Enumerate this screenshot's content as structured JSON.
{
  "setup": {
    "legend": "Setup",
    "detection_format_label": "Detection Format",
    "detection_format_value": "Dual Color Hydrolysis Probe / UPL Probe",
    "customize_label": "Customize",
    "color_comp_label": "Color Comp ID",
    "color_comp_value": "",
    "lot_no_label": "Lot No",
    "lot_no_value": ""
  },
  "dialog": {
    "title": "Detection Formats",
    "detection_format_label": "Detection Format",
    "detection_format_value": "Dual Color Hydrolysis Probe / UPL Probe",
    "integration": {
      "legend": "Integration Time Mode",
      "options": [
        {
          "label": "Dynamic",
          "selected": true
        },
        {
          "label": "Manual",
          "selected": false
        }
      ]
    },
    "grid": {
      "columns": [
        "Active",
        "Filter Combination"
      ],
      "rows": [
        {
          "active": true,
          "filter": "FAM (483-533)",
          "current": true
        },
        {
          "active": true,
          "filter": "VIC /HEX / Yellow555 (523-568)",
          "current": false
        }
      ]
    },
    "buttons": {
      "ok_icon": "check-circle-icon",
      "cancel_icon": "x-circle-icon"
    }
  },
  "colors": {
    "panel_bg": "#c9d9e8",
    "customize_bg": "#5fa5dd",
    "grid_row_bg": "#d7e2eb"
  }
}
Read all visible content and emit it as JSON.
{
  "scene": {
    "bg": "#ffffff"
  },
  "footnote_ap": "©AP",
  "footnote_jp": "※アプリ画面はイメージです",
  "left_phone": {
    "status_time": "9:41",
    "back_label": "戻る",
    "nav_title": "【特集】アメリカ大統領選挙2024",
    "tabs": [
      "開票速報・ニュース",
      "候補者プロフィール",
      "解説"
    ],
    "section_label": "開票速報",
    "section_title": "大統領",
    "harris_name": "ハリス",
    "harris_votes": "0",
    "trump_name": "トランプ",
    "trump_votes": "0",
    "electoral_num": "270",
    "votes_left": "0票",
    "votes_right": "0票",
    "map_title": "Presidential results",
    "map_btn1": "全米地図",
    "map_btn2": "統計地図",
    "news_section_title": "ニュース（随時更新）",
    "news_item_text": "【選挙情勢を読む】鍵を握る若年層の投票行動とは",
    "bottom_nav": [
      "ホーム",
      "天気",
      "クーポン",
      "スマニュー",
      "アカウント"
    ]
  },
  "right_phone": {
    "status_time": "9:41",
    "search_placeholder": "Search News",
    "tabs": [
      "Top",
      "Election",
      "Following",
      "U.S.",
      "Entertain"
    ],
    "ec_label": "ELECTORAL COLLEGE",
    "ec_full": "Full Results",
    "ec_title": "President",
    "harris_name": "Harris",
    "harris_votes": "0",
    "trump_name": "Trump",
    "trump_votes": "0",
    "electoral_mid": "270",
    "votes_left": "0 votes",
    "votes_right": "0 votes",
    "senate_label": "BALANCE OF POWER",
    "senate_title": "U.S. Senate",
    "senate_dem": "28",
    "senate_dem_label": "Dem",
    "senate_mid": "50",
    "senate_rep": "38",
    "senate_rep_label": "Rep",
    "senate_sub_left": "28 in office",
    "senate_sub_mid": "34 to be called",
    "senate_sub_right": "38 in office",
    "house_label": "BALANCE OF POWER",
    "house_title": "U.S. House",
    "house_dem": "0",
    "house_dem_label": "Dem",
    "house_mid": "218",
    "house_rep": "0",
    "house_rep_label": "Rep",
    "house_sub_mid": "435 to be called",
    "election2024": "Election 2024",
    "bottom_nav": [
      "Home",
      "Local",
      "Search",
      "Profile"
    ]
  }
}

┄┄┄┄┄┄

What to do - Retype the material in full. Each word must match.

Result -
Enumerate this screenshot's content as structured JSON.
{
  "setup": {
    "legend": "Setup",
    "detection_format_label": "Detection Format",
    "detection_format_value": "Dual Color Hydrolysis Probe / UPL Probe",
    "customize_label": "Customize",
    "color_comp_label": "Color Comp ID",
    "color_comp_value": "",
    "lot_no_label": "Lot No",
    "lot_no_value": ""
  },
  "dialog": {
    "title": "Detection Formats",
    "detection_format_label": "Detection Format",
    "detection_format_value": "Dual Color Hydrolysis Probe / UPL Probe",
    "integration": {
      "legend": "Integration Time Mode",
      "options": [
        {
          "label": "Dynamic",
          "selected": true
        },
        {
          "label": "Manual",
          "selected": false
        }
      ]
    },
    "grid": {
      "columns": [
        "Active",
        "Filter Combination"
      ],
      "rows": [
        {
          "active": true,
          "filter": "FAM (483-533)",
          "current": true
        },
        {
          "active": true,
          "filter": "VIC /HEX / Yellow555 (523-568)",
          "current": false
        }
      ]
    },
    "buttons": {
      "ok_icon": "check-circle-icon",
      "cancel_icon": "x-circle-icon"
    }
  },
  "colors": {
    "panel_bg": "#c9d9e8",
    "customize_bg": "#5fa5dd",
    "grid_row_bg": "#d7e2eb"
  }
}
Read all visible content and emit it as JSON.
{
  "scene": {
    "bg": "#ffffff"
  },
  "footnote_ap": "©AP",
  "footnote_jp": "※アプリ画面はイメージです",
  "left_phone": {
    "status_time": "9:41",
    "back_label": "戻る",
    "nav_title": "【特集】アメリカ大統領選挙2024",
    "tabs": [
      "開票速報・ニュース",
      "候補者プロフィール",
      "解説"
    ],
    "section_label": "開票速報",
    "section_title": "大統領",
    "harris_name": "ハリス",
    "harris_votes": "0",
    "trump_name": "トランプ",
    "trump_votes": "0",
    "electoral_num": "270",
    "votes_left": "0票",
    "votes_right": "0票",
    "map_title": "Presidential results",
    "map_btn1": "全米地図",
    "map_btn2": "統計地図",
    "news_section_title": "ニュース（随時更新）",
    "news_item_text": "【選挙情勢を読む】鍵を握る若年層の投票行動とは",
    "bottom_nav": [
      "ホーム",
      "天気",
      "クーポン",
      "スマニュー",
      "アカウント"
    ]
  },
  "right_phone": {
    "status_time": "9:41",
    "search_placeholder": "Search News",
    "tabs": [
      "Top",
      "Election",
      "Following",
      "U.S.",
      "Entertain"
    ],
    "ec_label": "ELECTORAL COLLEGE",
    "ec_full": "Full Results",
    "ec_title": "President",
    "harris_name": "Harris",
    "harris_votes": "0",
    "trump_name": "Trump",
    "trump_votes": "0",
    "electoral_mid": "270",
    "votes_left": "0 votes",
    "votes_right": "0 votes",
    "senate_label": "BALANCE OF POWER",
    "senate_title": "U.S. Senate",
    "senate_dem": "28",
    "senate_dem_label": "Dem",
    "senate_mid": "50",
    "senate_rep": "38",
    "senate_rep_label": "Rep",
    "senate_sub_left": "28 in office",
    "senate_sub_mid": "34 to be called",
    "senate_sub_right": "38 in office",
    "house_label": "BALANCE OF POWER",
    "house_title": "U.S. House",
    "house_dem": "0",
    "house_dem_label": "Dem",
    "house_mid": "218",
    "house_rep": "0",
    "house_rep_label": "Rep",
    "house_sub_mid": "435 to be called",
    "election2024": "Election 2024",
    "bottom_nav": [
      "Home",
      "Local",
      "Search",
      "Profile"
    ]
  }
}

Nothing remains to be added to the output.